## Begin Data section
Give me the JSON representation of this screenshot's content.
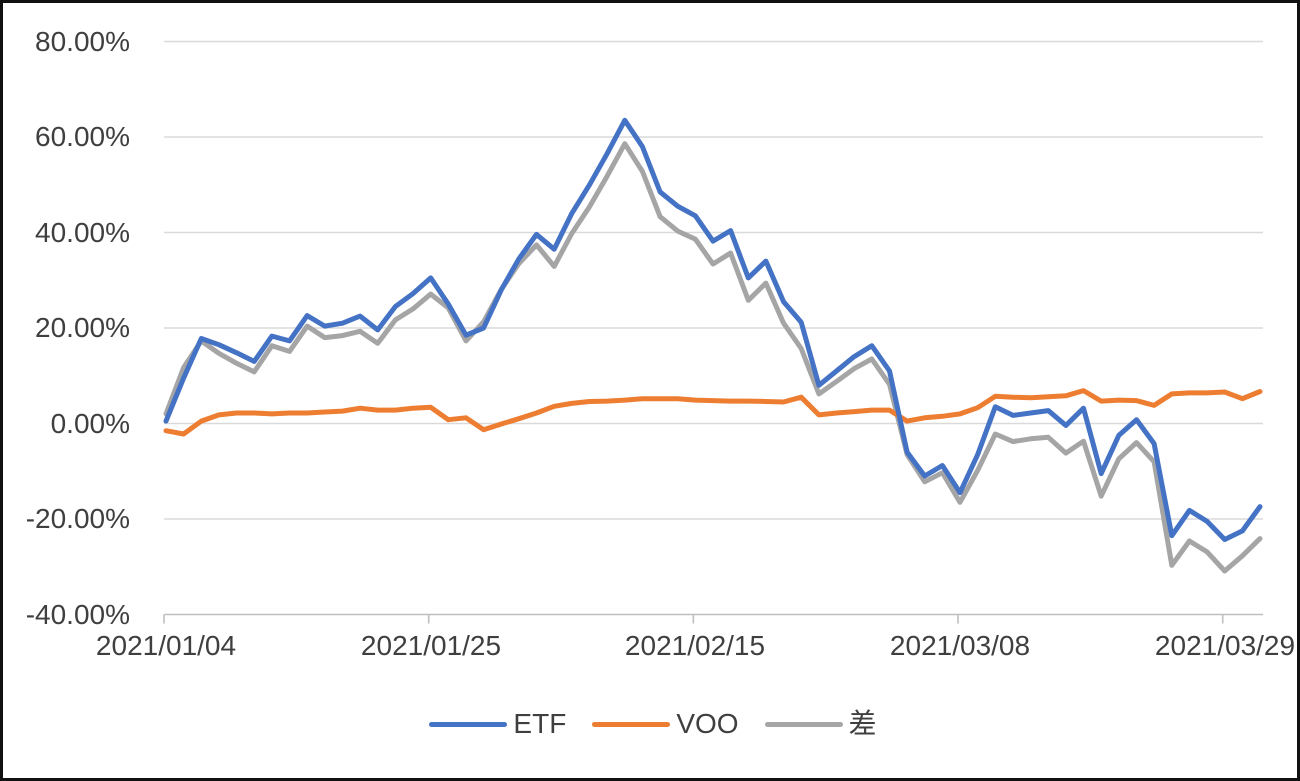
{
  "chart_data": {
    "type": "line",
    "title": "",
    "xlabel": "",
    "ylabel": "",
    "grid": true,
    "legend_position": "bottom",
    "ylim": [
      -40,
      80
    ],
    "y_tick_step": 20,
    "y_ticks": [
      "80.00%",
      "60.00%",
      "40.00%",
      "20.00%",
      "0.00%",
      "-20.00%",
      "-40.00%"
    ],
    "x_tick_labels": [
      "2021/01/04",
      "2021/01/25",
      "2021/02/15",
      "2021/03/08",
      "2021/03/29"
    ],
    "x_tick_indices": [
      0,
      15,
      30,
      45,
      60
    ],
    "x": [
      "2021/01/04",
      "2021/01/05",
      "2021/01/06",
      "2021/01/07",
      "2021/01/08",
      "2021/01/11",
      "2021/01/12",
      "2021/01/13",
      "2021/01/14",
      "2021/01/15",
      "2021/01/18",
      "2021/01/19",
      "2021/01/20",
      "2021/01/21",
      "2021/01/22",
      "2021/01/25",
      "2021/01/26",
      "2021/01/27",
      "2021/01/28",
      "2021/01/29",
      "2021/02/01",
      "2021/02/02",
      "2021/02/03",
      "2021/02/04",
      "2021/02/05",
      "2021/02/08",
      "2021/02/09",
      "2021/02/10",
      "2021/02/11",
      "2021/02/12",
      "2021/02/15",
      "2021/02/16",
      "2021/02/17",
      "2021/02/18",
      "2021/02/19",
      "2021/02/22",
      "2021/02/23",
      "2021/02/24",
      "2021/02/25",
      "2021/02/26",
      "2021/03/01",
      "2021/03/02",
      "2021/03/03",
      "2021/03/04",
      "2021/03/05",
      "2021/03/08",
      "2021/03/09",
      "2021/03/10",
      "2021/03/11",
      "2021/03/12",
      "2021/03/15",
      "2021/03/16",
      "2021/03/17",
      "2021/03/18",
      "2021/03/19",
      "2021/03/22",
      "2021/03/23",
      "2021/03/24",
      "2021/03/25",
      "2021/03/26",
      "2021/03/29",
      "2021/03/30",
      "2021/03/31"
    ],
    "series": [
      {
        "name": "ETF",
        "color": "#4472C4",
        "values": [
          0.5,
          9.5,
          17.8,
          16.5,
          14.8,
          13.0,
          18.3,
          17.3,
          22.6,
          20.4,
          21.0,
          22.5,
          19.6,
          24.5,
          27.2,
          30.5,
          25.0,
          18.5,
          20.0,
          28.0,
          34.5,
          39.6,
          36.5,
          44.0,
          50.0,
          56.5,
          63.5,
          58.0,
          48.5,
          45.5,
          43.5,
          38.2,
          40.4,
          30.5,
          34.0,
          25.5,
          21.2,
          8.0,
          11.0,
          14.0,
          16.3,
          11.0,
          -6.0,
          -11.0,
          -8.8,
          -14.5,
          -6.5,
          3.5,
          1.7,
          2.2,
          2.7,
          -0.4,
          3.2,
          -10.5,
          -2.5,
          0.8,
          -4.2,
          -23.5,
          -18.2,
          -20.5,
          -24.3,
          -22.5,
          -17.4
        ]
      },
      {
        "name": "VOO",
        "color": "#ED7D31",
        "values": [
          -1.5,
          -2.2,
          0.5,
          1.8,
          2.2,
          2.2,
          2.0,
          2.2,
          2.2,
          2.4,
          2.6,
          3.2,
          2.8,
          2.8,
          3.2,
          3.4,
          0.8,
          1.2,
          -1.3,
          -0.1,
          1.0,
          2.2,
          3.6,
          4.2,
          4.6,
          4.7,
          4.9,
          5.2,
          5.2,
          5.2,
          4.9,
          4.8,
          4.7,
          4.7,
          4.6,
          4.5,
          5.5,
          1.8,
          2.2,
          2.5,
          2.8,
          2.8,
          0.5,
          1.2,
          1.5,
          2.0,
          3.3,
          5.7,
          5.5,
          5.4,
          5.6,
          5.8,
          6.9,
          4.7,
          4.9,
          4.8,
          3.8,
          6.2,
          6.4,
          6.4,
          6.6,
          5.2,
          6.7
        ]
      },
      {
        "name": "差",
        "color": "#A5A5A5",
        "values": [
          2.0,
          11.7,
          17.3,
          14.7,
          12.6,
          10.8,
          16.3,
          15.1,
          20.4,
          18.0,
          18.4,
          19.3,
          16.8,
          21.7,
          24.0,
          27.1,
          24.2,
          17.3,
          21.3,
          28.1,
          33.5,
          37.4,
          32.9,
          39.8,
          45.4,
          51.8,
          58.6,
          52.8,
          43.3,
          40.3,
          38.6,
          33.4,
          35.7,
          25.8,
          29.4,
          21.0,
          15.7,
          6.2,
          8.8,
          11.5,
          13.5,
          8.2,
          -6.5,
          -12.2,
          -10.3,
          -16.5,
          -9.8,
          -2.2,
          -3.8,
          -3.2,
          -2.9,
          -6.2,
          -3.7,
          -15.2,
          -7.4,
          -4.0,
          -8.0,
          -29.7,
          -24.6,
          -26.9,
          -30.9,
          -27.7,
          -24.1
        ]
      }
    ],
    "colors": {
      "gridline": "#DADADA",
      "axis_line": "#BFBFBF",
      "tick_text": "#3F3F3F",
      "background": "#FFFFFF",
      "frame_border": "#111111"
    }
  }
}
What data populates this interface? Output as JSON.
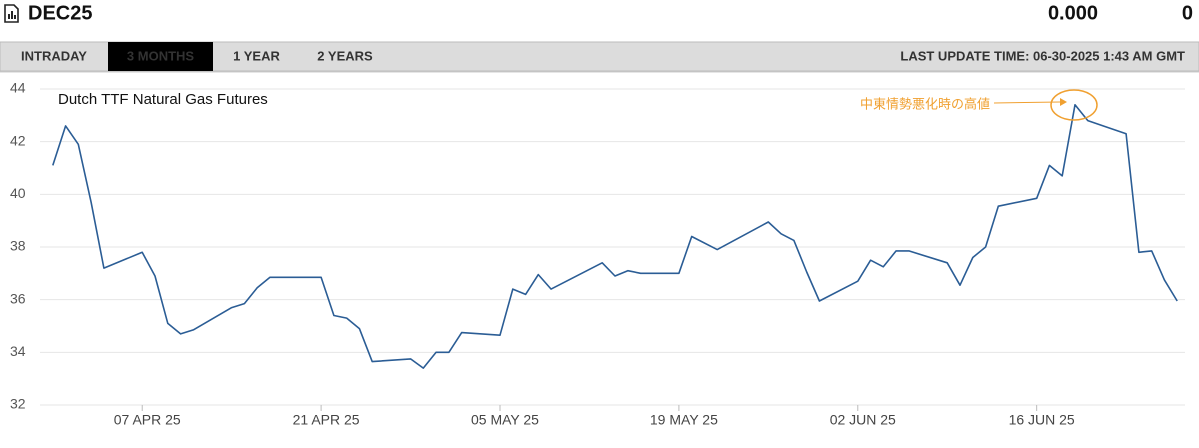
{
  "header": {
    "symbol": "DEC25",
    "price": "0.000",
    "change": "0"
  },
  "tabs": [
    "INTRADAY",
    "3 MONTHS",
    "1 YEAR",
    "2 YEARS"
  ],
  "active_tab": 1,
  "last_update": "LAST UPDATE TIME: 06-30-2025 1:43 AM GMT",
  "chart_data": {
    "type": "line",
    "title": "Dutch TTF Natural Gas Futures",
    "annotation": "中東情勢悪化時の高値",
    "color": "#2b5d95",
    "annotation_color": "#f0a030",
    "x": [
      "2025-03-31",
      "2025-04-01",
      "2025-04-02",
      "2025-04-03",
      "2025-04-04",
      "2025-04-07",
      "2025-04-08",
      "2025-04-09",
      "2025-04-10",
      "2025-04-11",
      "2025-04-14",
      "2025-04-15",
      "2025-04-16",
      "2025-04-17",
      "2025-04-21",
      "2025-04-22",
      "2025-04-23",
      "2025-04-24",
      "2025-04-25",
      "2025-04-28",
      "2025-04-29",
      "2025-04-30",
      "2025-05-01",
      "2025-05-02",
      "2025-05-05",
      "2025-05-06",
      "2025-05-07",
      "2025-05-08",
      "2025-05-09",
      "2025-05-13",
      "2025-05-14",
      "2025-05-15",
      "2025-05-16",
      "2025-05-19",
      "2025-05-20",
      "2025-05-22",
      "2025-05-26",
      "2025-05-27",
      "2025-05-28",
      "2025-05-29",
      "2025-05-30",
      "2025-06-02",
      "2025-06-03",
      "2025-06-04",
      "2025-06-05",
      "2025-06-06",
      "2025-06-09",
      "2025-06-10",
      "2025-06-11",
      "2025-06-12",
      "2025-06-13",
      "2025-06-16",
      "2025-06-17",
      "2025-06-18",
      "2025-06-19",
      "2025-06-20",
      "2025-06-23",
      "2025-06-24",
      "2025-06-25",
      "2025-06-26",
      "2025-06-27"
    ],
    "values": [
      41.1,
      42.6,
      41.9,
      39.7,
      37.2,
      37.8,
      36.9,
      35.1,
      34.7,
      34.85,
      35.7,
      35.85,
      36.45,
      36.85,
      36.85,
      35.4,
      35.3,
      34.9,
      33.65,
      33.75,
      33.4,
      34.0,
      34.0,
      34.75,
      34.65,
      36.4,
      36.2,
      36.95,
      36.4,
      37.4,
      36.9,
      37.1,
      37.0,
      37.0,
      38.4,
      37.9,
      38.95,
      38.5,
      38.25,
      37.05,
      35.95,
      36.7,
      37.5,
      37.25,
      37.85,
      37.85,
      37.4,
      36.55,
      37.6,
      38.0,
      39.55,
      39.85,
      41.1,
      40.7,
      43.4,
      42.8,
      42.3,
      37.8,
      37.85,
      36.75,
      35.95
    ],
    "xlim": [
      "2025-03-30",
      "2025-06-28"
    ],
    "xticks": [
      {
        "value": "2025-04-07",
        "label": "07 APR 25"
      },
      {
        "value": "2025-04-21",
        "label": "21 APR 25"
      },
      {
        "value": "2025-05-05",
        "label": "05 MAY 25"
      },
      {
        "value": "2025-05-19",
        "label": "19 MAY 25"
      },
      {
        "value": "2025-06-02",
        "label": "02 JUN 25"
      },
      {
        "value": "2025-06-16",
        "label": "16 JUN 25"
      }
    ],
    "ylim": [
      32,
      44
    ],
    "yticks": [
      32,
      34,
      36,
      38,
      40,
      42,
      44
    ],
    "grid": true
  }
}
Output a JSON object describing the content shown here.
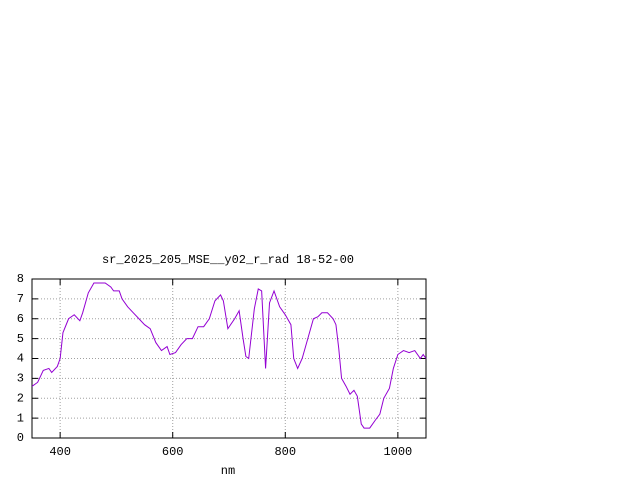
{
  "chart_data": {
    "type": "line",
    "title": "sr_2025_205_MSE__y02_r_rad 18-52-00",
    "x_label": "nm",
    "x": [
      350,
      360,
      370,
      380,
      385,
      395,
      400,
      405,
      415,
      425,
      435,
      440,
      450,
      460,
      470,
      480,
      490,
      495,
      505,
      510,
      520,
      530,
      540,
      550,
      560,
      570,
      580,
      590,
      595,
      605,
      615,
      625,
      635,
      645,
      655,
      665,
      675,
      685,
      690,
      698,
      710,
      718,
      725,
      730,
      735,
      745,
      752,
      758,
      765,
      772,
      780,
      790,
      800,
      810,
      815,
      822,
      830,
      840,
      850,
      858,
      865,
      875,
      885,
      890,
      895,
      900,
      908,
      915,
      922,
      928,
      935,
      940,
      950,
      960,
      968,
      975,
      985,
      992,
      1000,
      1010,
      1020,
      1030,
      1040,
      1045,
      1050
    ],
    "series": [
      {
        "color": "#9400d3",
        "values": [
          2.6,
          2.8,
          3.4,
          3.5,
          3.3,
          3.6,
          4.0,
          5.3,
          6.0,
          6.2,
          5.9,
          6.3,
          7.3,
          7.8,
          7.8,
          7.8,
          7.6,
          7.4,
          7.4,
          7.0,
          6.6,
          6.3,
          6.0,
          5.7,
          5.5,
          4.8,
          4.4,
          4.6,
          4.2,
          4.3,
          4.7,
          5.0,
          5.0,
          5.6,
          5.6,
          6.0,
          6.9,
          7.2,
          6.9,
          5.5,
          6.0,
          6.4,
          5.0,
          4.1,
          4.0,
          6.5,
          7.5,
          7.4,
          3.5,
          6.8,
          7.4,
          6.6,
          6.2,
          5.7,
          4.0,
          3.5,
          4.0,
          5.0,
          6.0,
          6.1,
          6.3,
          6.3,
          6.0,
          5.7,
          4.5,
          3.0,
          2.6,
          2.2,
          2.4,
          2.1,
          0.7,
          0.5,
          0.5,
          0.9,
          1.2,
          2.0,
          2.5,
          3.5,
          4.2,
          4.4,
          4.3,
          4.4,
          4.0,
          4.2,
          4.0
        ]
      }
    ],
    "xlim": [
      350,
      1050
    ],
    "ylim": [
      0,
      8
    ],
    "xticks": [
      400,
      600,
      800,
      1000
    ],
    "yticks": [
      0,
      1,
      2,
      3,
      4,
      5,
      6,
      7,
      8
    ],
    "grid": true
  }
}
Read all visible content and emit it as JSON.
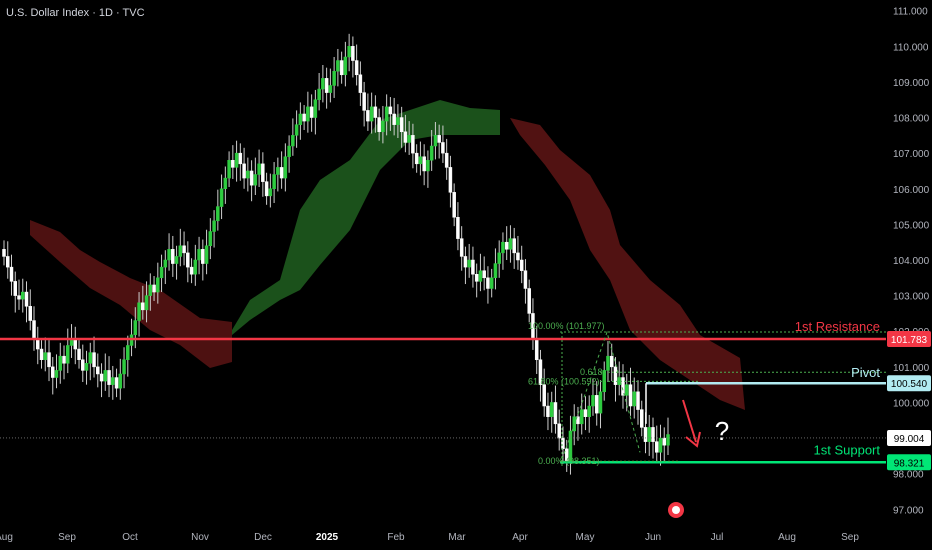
{
  "header": {
    "title": "U.S. Dollar Index · 1D · TVC"
  },
  "chart_data": {
    "type": "candlestick",
    "y_ticks": [
      "111.000",
      "110.000",
      "109.000",
      "108.000",
      "107.000",
      "106.000",
      "105.000",
      "104.000",
      "103.000",
      "102.000",
      "101.000",
      "100.000",
      "99.000",
      "98.000",
      "97.000"
    ],
    "x_ticks": [
      "Aug",
      "Sep",
      "Oct",
      "Nov",
      "Dec",
      "2025",
      "Feb",
      "Mar",
      "Apr",
      "May",
      "Jun",
      "Jul",
      "Aug",
      "Sep"
    ],
    "series": [
      {
        "type": "candles",
        "close": [
          104.1,
          103.8,
          103.4,
          103.0,
          102.9,
          103.1,
          102.7,
          102.3,
          101.8,
          101.5,
          101.2,
          101.4,
          101.0,
          100.7,
          100.9,
          101.3,
          101.1,
          101.6,
          101.8,
          101.5,
          101.2,
          100.9,
          101.1,
          101.4,
          101.0,
          100.8,
          100.6,
          100.9,
          100.5,
          100.7,
          100.4,
          100.8,
          101.2,
          101.6,
          101.9,
          102.3,
          102.8,
          102.6,
          103.0,
          103.3,
          103.1,
          103.5,
          103.8,
          104.0,
          104.3,
          103.9,
          104.1,
          104.4,
          104.2,
          103.8,
          103.6,
          104.0,
          104.3,
          103.9,
          104.4,
          104.8,
          105.1,
          105.5,
          106.0,
          106.3,
          106.8,
          106.6,
          107.0,
          106.7,
          106.3,
          106.5,
          106.1,
          106.4,
          106.7,
          106.2,
          105.8,
          106.0,
          106.4,
          106.6,
          106.3,
          106.9,
          107.2,
          107.5,
          107.8,
          108.1,
          107.9,
          108.3,
          108.0,
          108.5,
          108.8,
          109.1,
          108.7,
          108.9,
          109.3,
          109.6,
          109.2,
          109.7,
          110.0,
          109.6,
          109.2,
          108.7,
          108.2,
          107.9,
          108.3,
          108.0,
          107.6,
          107.9,
          108.3,
          108.1,
          107.8,
          108.0,
          107.6,
          107.3,
          107.5,
          107.0,
          106.7,
          106.9,
          106.5,
          106.8,
          107.2,
          107.5,
          107.3,
          107.0,
          106.6,
          105.9,
          105.2,
          104.6,
          104.1,
          103.8,
          104.0,
          103.6,
          103.4,
          103.7,
          103.5,
          103.2,
          103.5,
          103.9,
          104.2,
          104.5,
          104.3,
          104.6,
          104.2,
          104.0,
          103.7,
          103.2,
          102.5,
          101.8,
          101.2,
          100.5,
          99.9,
          99.6,
          100.0,
          99.4,
          99.0,
          98.7,
          98.3,
          99.2,
          99.6,
          99.4,
          99.8,
          99.6,
          99.9,
          100.2,
          99.7,
          100.3,
          100.9,
          101.3,
          101.0,
          100.5,
          100.7,
          100.2,
          100.5,
          99.9,
          100.3,
          99.8,
          99.3,
          98.9,
          99.3,
          98.9,
          98.6,
          99.0,
          98.8,
          99.1
        ]
      }
    ],
    "annotations": {
      "resistance_label": "1st Resistance",
      "pivot_label": "Pivot",
      "support_label": "1st Support",
      "resistance_value": "101.783",
      "pivot_value": "100.540",
      "support_value": "98.321",
      "last_price": "99.004",
      "fib_100": "100.00% (101.977)",
      "fib_618": "0.618",
      "fib_61": "61.80% (100.592)",
      "fib_0": "0.00% (98.351)",
      "question": "?"
    },
    "colors": {
      "background": "#000000",
      "candle_up": "#ffffff",
      "candle_down": "#ffffff",
      "cloud_bull": "#1e5a1e",
      "cloud_bear": "#5a1414",
      "resistance": "#f23645",
      "pivot": "#b2ebf2",
      "support": "#00e676",
      "axis_text": "#b2b5be"
    },
    "y_range": [
      96.7,
      111.3
    ]
  }
}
## End Data section
■ **Exercise aim**: State how many lines in the entries above include the word "background"; reply with the number alone.

■ **Problem solution**: 2